• Instructions to follow: Give the entries again, word for word.

• Source records:
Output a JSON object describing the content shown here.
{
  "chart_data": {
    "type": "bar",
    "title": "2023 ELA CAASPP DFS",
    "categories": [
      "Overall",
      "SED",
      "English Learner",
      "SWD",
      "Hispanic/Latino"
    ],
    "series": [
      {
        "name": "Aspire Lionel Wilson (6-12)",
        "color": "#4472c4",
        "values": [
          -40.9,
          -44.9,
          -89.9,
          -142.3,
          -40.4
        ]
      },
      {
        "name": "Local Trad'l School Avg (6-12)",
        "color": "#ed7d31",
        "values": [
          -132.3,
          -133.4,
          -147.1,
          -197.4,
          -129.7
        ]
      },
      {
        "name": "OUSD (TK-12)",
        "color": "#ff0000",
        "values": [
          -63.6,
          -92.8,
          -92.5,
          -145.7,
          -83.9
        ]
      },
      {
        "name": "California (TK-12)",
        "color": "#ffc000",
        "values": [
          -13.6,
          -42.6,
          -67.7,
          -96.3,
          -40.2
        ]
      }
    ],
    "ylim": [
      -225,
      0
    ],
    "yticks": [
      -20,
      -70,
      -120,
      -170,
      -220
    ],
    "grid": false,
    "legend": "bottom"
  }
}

• Correct output:
Output a JSON object describing the content shown here.
{
  "chart_data": {
    "type": "bar",
    "title": "2023 ELA CAASPP DFS",
    "categories": [
      "Overall",
      "SED",
      "English Learner",
      "SWD",
      "Hispanic/Latino"
    ],
    "series": [
      {
        "name": "Aspire Lionel Wilson (6-12)",
        "color": "#4472c4",
        "values": [
          -40.9,
          -44.9,
          -89.9,
          -142.3,
          -40.4
        ]
      },
      {
        "name": "Local Trad'l School Avg (6-12)",
        "color": "#ed7d31",
        "values": [
          -132.3,
          -133.4,
          -147.1,
          -197.4,
          -129.7
        ]
      },
      {
        "name": "OUSD (TK-12)",
        "color": "#ff0000",
        "values": [
          -63.6,
          -92.8,
          -92.5,
          -145.7,
          -83.9
        ]
      },
      {
        "name": "California (TK-12)",
        "color": "#ffc000",
        "values": [
          -13.6,
          -42.6,
          -67.7,
          -96.3,
          -40.2
        ]
      }
    ],
    "ylim": [
      -225,
      0
    ],
    "yticks": [
      -20,
      -70,
      -120,
      -170,
      -220
    ],
    "grid": false,
    "legend": "bottom"
  }
}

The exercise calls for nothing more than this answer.